* _Dataset rows_:

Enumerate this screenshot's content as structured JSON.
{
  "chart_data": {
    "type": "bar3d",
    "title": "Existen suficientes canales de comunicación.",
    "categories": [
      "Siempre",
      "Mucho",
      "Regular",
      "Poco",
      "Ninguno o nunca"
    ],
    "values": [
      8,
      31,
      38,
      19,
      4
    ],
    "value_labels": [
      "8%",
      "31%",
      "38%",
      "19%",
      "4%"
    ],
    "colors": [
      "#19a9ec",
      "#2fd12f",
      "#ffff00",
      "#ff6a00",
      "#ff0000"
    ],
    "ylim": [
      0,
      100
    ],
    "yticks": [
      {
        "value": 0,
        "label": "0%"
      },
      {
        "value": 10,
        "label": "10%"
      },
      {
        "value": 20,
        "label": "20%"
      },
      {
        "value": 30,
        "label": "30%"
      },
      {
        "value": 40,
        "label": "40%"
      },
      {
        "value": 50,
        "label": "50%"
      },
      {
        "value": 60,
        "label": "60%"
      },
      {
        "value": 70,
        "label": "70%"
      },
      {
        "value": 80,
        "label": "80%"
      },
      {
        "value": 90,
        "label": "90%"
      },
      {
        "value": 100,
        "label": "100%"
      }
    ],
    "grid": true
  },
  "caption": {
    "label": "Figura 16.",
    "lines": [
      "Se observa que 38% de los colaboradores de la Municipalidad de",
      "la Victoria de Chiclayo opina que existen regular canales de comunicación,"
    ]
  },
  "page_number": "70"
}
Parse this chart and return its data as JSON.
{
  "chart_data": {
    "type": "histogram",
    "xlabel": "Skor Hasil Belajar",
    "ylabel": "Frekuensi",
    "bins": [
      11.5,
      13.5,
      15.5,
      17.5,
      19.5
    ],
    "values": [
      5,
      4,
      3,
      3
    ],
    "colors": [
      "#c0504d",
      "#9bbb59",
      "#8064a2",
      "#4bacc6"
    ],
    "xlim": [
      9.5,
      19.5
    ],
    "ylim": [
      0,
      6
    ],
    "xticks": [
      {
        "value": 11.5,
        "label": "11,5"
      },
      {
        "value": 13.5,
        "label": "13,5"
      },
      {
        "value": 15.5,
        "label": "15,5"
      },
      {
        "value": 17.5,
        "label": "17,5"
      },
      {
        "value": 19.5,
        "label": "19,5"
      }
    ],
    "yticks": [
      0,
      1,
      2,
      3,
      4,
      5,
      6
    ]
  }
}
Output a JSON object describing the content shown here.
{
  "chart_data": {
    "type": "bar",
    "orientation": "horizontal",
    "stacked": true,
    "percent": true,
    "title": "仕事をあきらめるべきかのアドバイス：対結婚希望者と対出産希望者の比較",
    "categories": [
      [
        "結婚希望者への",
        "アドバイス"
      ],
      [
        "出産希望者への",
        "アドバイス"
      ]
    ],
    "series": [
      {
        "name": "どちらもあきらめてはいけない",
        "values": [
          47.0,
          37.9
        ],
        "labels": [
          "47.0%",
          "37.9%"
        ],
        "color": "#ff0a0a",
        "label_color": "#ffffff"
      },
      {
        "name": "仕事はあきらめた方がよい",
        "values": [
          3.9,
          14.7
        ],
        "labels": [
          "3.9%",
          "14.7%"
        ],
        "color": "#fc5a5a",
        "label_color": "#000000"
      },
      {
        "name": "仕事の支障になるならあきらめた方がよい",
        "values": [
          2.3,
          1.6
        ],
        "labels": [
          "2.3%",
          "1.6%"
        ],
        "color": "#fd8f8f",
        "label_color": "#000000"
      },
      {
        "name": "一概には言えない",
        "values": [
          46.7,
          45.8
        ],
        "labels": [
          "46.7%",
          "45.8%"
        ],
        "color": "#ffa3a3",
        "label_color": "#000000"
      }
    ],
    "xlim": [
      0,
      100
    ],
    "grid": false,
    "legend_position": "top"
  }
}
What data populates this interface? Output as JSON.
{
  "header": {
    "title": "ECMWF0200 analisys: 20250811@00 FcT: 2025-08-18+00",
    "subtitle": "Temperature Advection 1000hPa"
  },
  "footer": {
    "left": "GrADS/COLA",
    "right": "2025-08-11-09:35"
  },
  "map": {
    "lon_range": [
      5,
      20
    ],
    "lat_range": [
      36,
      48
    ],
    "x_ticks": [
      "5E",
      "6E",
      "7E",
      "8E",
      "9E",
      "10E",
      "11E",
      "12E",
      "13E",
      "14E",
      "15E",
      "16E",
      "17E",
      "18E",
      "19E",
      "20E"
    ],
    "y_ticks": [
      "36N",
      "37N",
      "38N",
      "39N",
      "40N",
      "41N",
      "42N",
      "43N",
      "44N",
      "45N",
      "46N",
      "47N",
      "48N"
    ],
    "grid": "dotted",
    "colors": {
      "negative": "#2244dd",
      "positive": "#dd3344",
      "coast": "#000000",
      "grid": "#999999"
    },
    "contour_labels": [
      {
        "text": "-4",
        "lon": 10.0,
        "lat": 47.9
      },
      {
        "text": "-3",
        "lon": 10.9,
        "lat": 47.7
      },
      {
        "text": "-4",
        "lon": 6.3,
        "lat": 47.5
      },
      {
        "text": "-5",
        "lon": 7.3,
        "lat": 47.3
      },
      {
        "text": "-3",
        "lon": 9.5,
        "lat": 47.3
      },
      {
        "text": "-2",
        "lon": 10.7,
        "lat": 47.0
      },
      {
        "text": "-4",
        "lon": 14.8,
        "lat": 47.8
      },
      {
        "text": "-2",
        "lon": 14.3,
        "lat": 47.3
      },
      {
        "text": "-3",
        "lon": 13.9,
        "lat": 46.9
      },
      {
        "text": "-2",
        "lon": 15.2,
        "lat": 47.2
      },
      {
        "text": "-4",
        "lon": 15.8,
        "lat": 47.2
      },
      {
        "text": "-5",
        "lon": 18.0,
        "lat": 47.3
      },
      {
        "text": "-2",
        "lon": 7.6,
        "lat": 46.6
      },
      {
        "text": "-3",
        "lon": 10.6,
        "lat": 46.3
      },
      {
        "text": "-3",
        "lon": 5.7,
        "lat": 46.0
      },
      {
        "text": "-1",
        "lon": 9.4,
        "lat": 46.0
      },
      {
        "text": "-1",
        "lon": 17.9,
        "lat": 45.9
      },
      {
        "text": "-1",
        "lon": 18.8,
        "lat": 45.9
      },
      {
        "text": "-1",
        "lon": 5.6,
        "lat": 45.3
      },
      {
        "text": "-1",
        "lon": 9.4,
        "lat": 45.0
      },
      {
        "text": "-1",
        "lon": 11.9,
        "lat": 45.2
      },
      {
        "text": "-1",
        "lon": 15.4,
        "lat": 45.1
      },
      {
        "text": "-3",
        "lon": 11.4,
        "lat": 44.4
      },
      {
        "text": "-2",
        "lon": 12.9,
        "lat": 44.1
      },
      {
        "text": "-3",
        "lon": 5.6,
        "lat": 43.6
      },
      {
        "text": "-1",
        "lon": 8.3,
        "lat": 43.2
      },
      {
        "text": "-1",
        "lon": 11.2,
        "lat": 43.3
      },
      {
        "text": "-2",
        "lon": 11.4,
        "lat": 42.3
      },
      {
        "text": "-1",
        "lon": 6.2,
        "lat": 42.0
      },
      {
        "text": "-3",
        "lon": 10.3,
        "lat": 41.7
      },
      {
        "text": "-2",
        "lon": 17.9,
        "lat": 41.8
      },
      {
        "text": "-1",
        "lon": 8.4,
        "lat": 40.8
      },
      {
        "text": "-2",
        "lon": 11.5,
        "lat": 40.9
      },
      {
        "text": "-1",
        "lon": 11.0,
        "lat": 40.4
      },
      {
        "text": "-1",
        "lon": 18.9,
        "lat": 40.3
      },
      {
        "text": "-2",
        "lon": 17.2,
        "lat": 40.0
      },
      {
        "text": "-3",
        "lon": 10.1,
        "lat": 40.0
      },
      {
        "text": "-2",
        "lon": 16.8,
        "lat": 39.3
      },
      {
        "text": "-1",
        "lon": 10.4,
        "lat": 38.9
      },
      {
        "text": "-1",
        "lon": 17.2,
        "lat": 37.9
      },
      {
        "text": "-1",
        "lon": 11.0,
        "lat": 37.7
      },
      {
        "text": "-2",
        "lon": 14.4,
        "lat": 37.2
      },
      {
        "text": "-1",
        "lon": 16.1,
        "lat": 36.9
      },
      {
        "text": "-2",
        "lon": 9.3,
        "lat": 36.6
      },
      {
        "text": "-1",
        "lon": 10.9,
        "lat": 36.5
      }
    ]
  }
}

* _Task to complete_:
Copy each line of the records above that carries the word "content".

* _Task answer_:
Enumerate this screenshot's content as structured JSON.
Output a JSON object describing the content shown here.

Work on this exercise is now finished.